++++ Data lines ++++
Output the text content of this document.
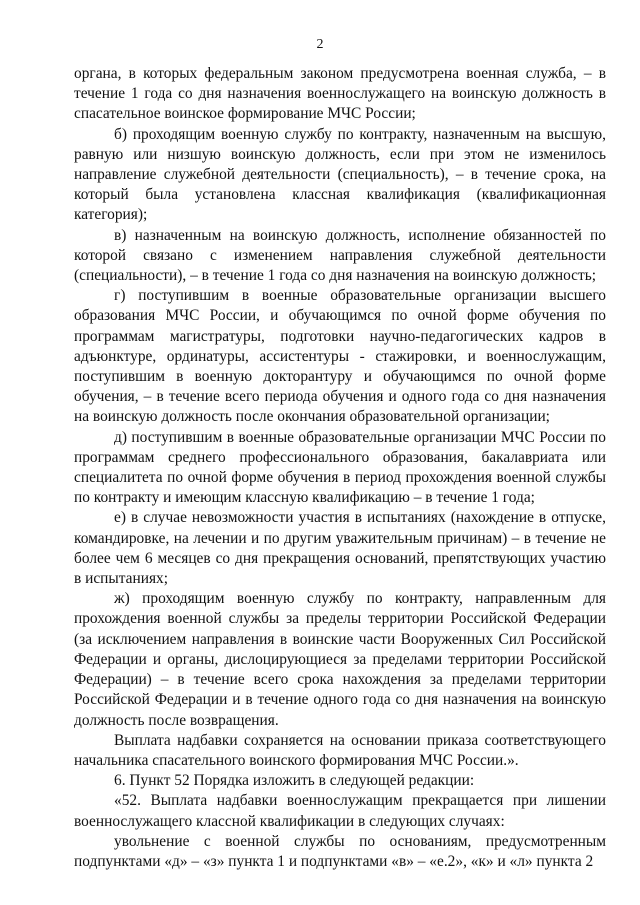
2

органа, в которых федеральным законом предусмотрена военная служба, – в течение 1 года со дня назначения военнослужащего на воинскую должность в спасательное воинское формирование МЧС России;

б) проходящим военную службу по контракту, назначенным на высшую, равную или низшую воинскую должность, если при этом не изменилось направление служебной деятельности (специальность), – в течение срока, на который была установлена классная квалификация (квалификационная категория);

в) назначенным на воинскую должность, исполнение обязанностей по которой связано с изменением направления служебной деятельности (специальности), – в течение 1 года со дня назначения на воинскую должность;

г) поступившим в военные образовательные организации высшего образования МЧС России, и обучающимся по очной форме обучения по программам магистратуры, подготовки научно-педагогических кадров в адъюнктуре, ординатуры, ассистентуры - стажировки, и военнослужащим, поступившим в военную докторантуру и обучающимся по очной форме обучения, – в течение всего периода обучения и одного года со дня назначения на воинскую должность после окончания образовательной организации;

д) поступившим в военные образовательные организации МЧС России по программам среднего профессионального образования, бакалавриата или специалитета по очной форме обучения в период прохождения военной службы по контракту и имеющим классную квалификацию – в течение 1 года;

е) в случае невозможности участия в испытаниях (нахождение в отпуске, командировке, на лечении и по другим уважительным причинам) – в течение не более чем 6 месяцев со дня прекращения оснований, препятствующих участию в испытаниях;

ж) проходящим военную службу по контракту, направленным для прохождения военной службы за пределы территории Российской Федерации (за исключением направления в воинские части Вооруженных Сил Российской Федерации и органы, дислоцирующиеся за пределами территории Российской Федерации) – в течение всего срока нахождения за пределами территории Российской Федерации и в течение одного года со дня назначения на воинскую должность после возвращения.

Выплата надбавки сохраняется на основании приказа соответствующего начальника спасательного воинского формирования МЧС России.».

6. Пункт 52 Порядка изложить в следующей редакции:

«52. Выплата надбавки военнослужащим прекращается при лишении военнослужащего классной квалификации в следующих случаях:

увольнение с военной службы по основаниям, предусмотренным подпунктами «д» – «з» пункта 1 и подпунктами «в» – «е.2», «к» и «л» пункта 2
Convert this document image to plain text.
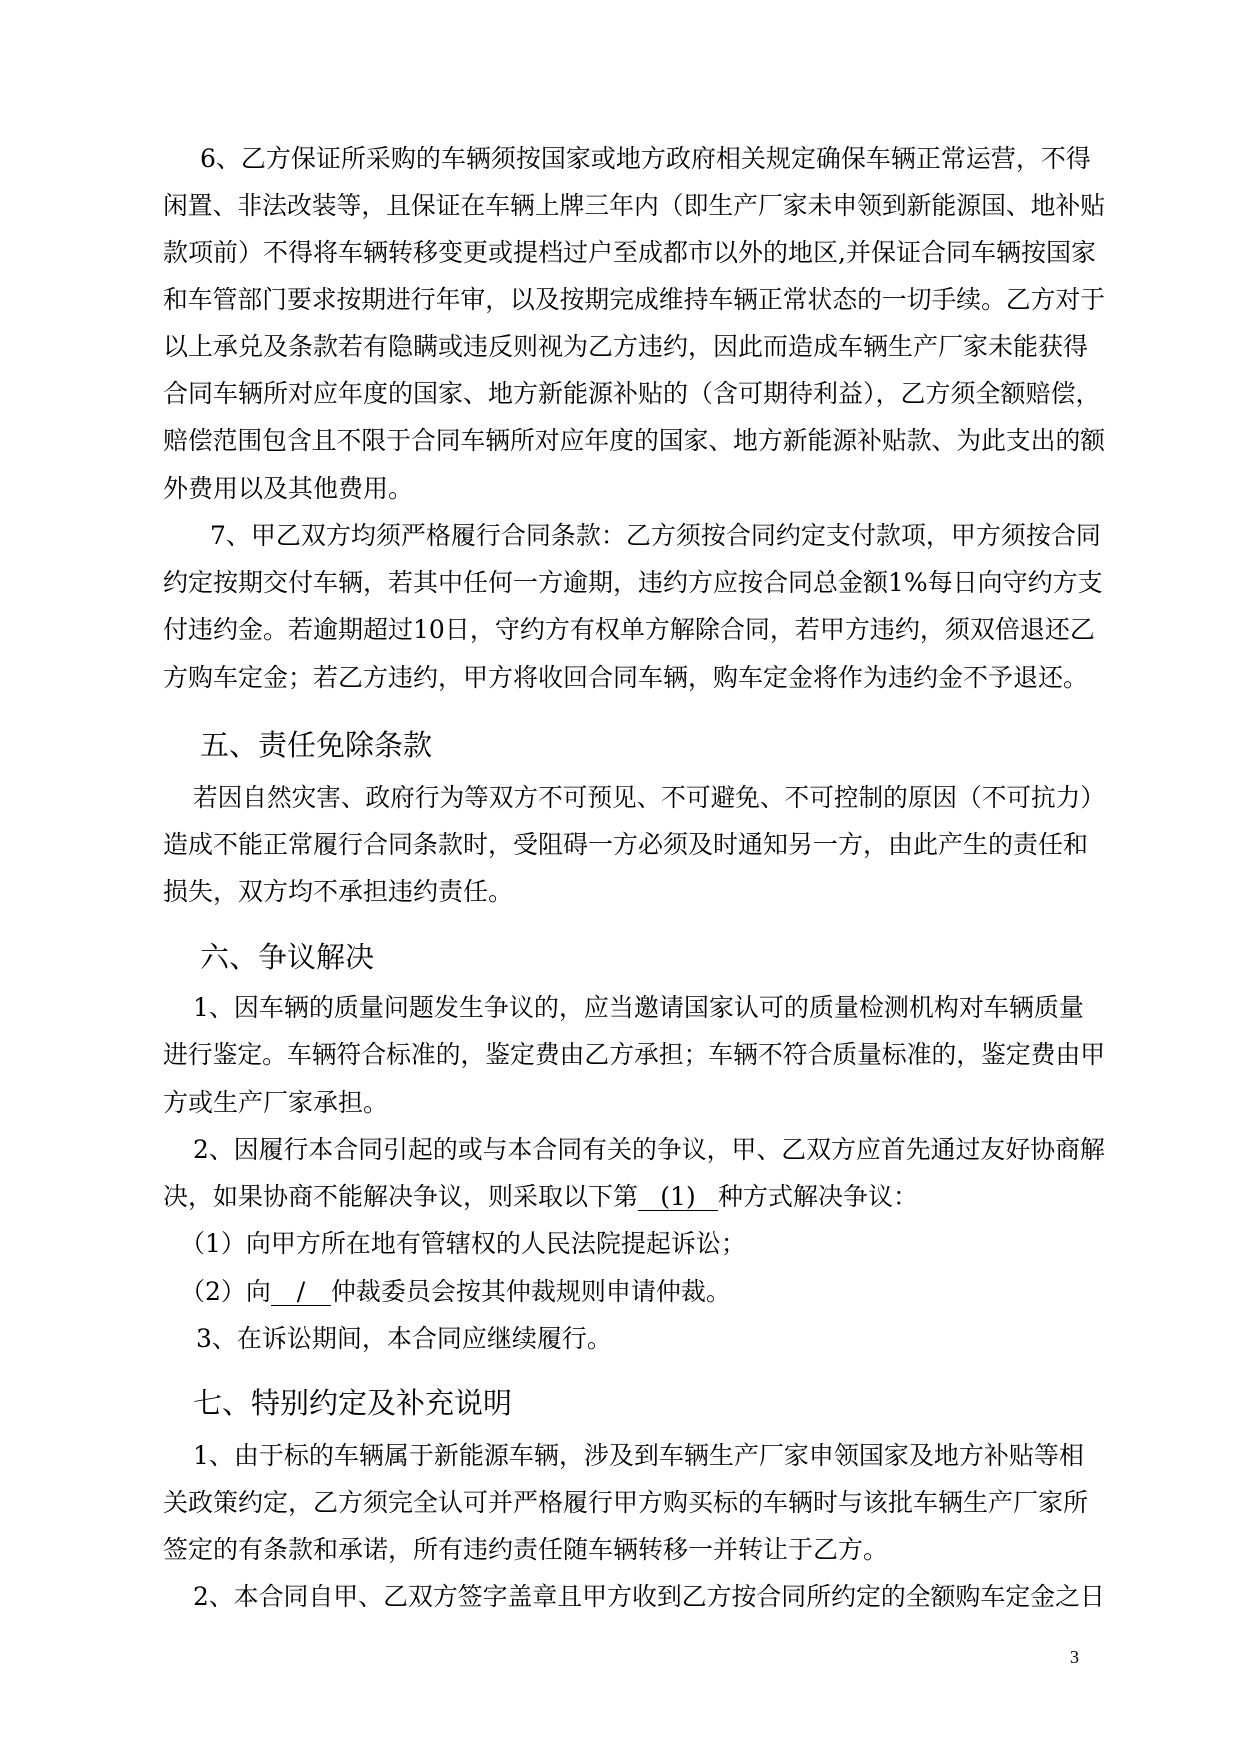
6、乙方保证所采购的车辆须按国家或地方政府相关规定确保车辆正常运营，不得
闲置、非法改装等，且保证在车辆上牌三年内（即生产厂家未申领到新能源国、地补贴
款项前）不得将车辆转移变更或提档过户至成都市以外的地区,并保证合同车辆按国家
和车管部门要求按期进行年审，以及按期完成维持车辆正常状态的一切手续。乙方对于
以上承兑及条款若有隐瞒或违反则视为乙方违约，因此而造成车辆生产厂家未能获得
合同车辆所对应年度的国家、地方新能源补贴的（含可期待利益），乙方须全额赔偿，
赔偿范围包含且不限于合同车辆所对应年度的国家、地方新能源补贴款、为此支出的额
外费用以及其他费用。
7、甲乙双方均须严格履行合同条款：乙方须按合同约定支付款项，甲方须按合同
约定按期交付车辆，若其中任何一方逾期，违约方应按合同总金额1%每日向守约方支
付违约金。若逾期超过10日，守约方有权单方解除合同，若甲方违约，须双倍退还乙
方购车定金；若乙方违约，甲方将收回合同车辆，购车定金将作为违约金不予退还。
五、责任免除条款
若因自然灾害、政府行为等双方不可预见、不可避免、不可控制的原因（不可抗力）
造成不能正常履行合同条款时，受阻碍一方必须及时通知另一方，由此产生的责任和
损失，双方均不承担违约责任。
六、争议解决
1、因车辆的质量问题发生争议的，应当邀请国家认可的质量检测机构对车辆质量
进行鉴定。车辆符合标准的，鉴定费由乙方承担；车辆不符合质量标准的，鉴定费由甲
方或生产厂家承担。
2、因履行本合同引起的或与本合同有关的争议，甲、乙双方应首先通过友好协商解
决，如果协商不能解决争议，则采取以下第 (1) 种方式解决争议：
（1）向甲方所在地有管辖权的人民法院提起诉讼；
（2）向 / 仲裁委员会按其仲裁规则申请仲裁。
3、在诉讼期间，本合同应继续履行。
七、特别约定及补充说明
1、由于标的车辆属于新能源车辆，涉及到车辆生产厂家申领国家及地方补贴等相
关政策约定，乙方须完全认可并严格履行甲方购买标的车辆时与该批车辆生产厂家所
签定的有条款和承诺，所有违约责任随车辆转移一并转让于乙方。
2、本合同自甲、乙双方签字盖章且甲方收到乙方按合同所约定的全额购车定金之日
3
++++
++++ Data lines ++++
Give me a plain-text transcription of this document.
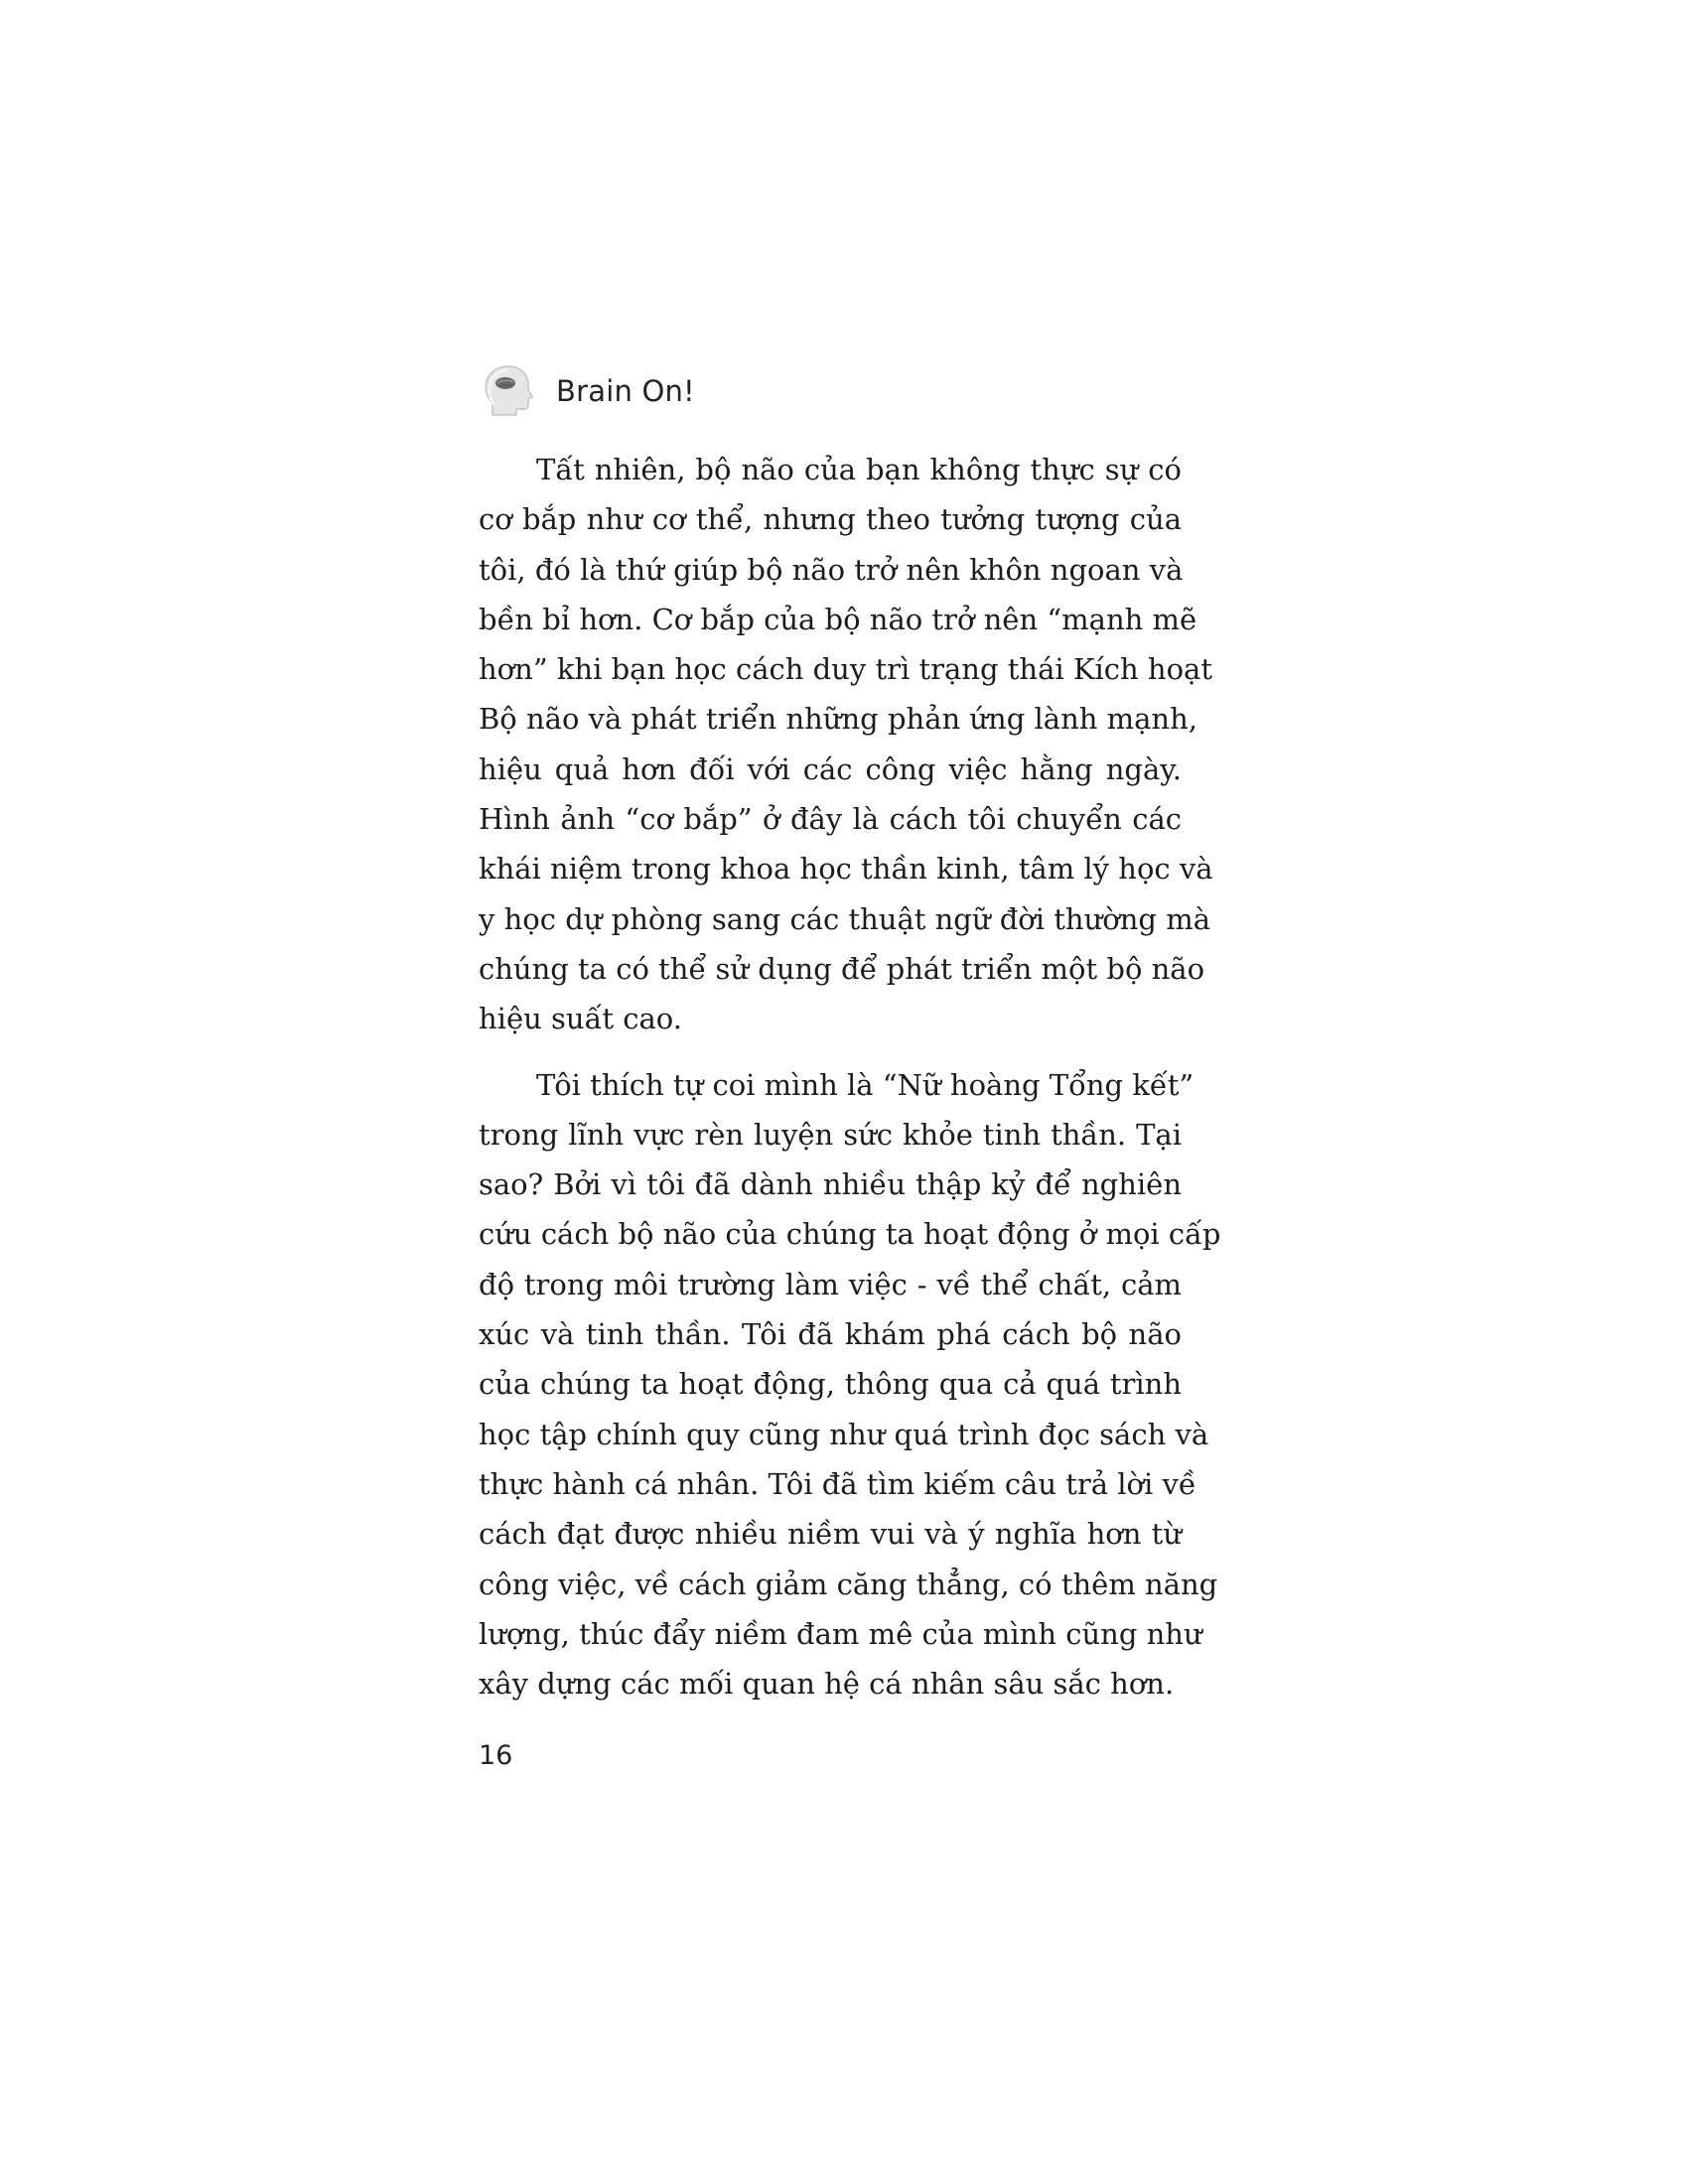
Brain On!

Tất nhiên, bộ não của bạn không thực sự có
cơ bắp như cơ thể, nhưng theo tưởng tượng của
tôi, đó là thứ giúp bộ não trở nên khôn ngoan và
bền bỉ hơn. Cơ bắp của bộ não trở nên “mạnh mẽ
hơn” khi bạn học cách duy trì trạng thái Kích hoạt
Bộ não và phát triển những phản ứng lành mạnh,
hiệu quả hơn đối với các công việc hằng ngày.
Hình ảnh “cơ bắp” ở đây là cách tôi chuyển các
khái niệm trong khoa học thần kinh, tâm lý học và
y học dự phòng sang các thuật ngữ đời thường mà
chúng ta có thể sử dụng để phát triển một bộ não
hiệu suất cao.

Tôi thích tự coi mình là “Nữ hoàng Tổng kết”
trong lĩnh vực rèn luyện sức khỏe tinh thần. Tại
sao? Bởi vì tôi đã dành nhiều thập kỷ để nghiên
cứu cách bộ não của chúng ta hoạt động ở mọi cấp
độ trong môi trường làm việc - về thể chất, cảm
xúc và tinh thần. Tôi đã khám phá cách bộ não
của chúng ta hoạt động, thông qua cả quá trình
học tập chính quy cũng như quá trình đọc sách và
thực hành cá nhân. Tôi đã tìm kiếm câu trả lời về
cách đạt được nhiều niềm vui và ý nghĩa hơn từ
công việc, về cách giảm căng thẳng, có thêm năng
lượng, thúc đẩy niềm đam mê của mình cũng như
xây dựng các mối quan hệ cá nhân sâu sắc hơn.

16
++++
■ Your task ■
Within the listing above, find every line containing the string "cách" and return it.

■ Solution for this problem ■
hơn” khi bạn học cách duy trì trạng thái Kích hoạt
Hình ảnh “cơ bắp” ở đây là cách tôi chuyển các
cứu cách bộ não của chúng ta hoạt động ở mọi cấp
xúc và tinh thần. Tôi đã khám phá cách bộ não
cách đạt được nhiều niềm vui và ý nghĩa hơn từ
công việc, về cách giảm căng thẳng, có thêm năng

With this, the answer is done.